Task prompt:
Show every line in the records below that contains the word "title".
[Records supplied start]
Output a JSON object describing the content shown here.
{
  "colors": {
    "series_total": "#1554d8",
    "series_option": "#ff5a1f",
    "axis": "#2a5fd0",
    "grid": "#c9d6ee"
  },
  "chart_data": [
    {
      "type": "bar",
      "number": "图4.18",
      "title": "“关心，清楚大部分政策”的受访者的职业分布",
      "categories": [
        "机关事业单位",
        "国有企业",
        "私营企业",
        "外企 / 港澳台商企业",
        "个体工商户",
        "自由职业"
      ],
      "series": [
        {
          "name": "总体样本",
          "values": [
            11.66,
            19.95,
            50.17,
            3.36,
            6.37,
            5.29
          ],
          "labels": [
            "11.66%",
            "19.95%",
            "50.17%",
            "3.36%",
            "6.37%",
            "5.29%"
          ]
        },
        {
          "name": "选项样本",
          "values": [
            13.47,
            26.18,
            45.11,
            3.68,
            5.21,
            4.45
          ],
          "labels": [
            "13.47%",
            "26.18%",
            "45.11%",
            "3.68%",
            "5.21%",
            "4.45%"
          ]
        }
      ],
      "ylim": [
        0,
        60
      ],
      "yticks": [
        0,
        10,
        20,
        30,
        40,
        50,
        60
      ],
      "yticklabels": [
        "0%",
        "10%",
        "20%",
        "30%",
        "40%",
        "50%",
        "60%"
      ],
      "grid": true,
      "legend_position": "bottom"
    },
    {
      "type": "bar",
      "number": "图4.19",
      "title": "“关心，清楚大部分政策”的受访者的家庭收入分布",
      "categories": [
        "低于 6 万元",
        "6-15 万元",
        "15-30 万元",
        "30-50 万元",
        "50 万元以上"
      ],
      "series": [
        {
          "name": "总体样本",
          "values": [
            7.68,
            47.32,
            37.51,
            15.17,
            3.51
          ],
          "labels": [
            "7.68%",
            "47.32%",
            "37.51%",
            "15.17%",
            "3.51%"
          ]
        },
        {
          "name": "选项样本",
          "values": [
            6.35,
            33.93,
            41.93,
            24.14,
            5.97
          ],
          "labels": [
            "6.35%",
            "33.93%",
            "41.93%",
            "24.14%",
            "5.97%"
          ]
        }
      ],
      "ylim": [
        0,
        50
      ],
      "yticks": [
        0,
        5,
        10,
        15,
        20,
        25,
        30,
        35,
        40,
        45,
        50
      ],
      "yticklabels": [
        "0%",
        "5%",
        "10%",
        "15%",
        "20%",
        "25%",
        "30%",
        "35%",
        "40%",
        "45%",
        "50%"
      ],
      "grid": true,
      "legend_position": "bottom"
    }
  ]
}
[Records supplied end]
Answer for the task:
      "title": "“关心，清楚大部分政策”的受访者的职业分布",
      "title": "“关心，清楚大部分政策”的受访者的家庭收入分布",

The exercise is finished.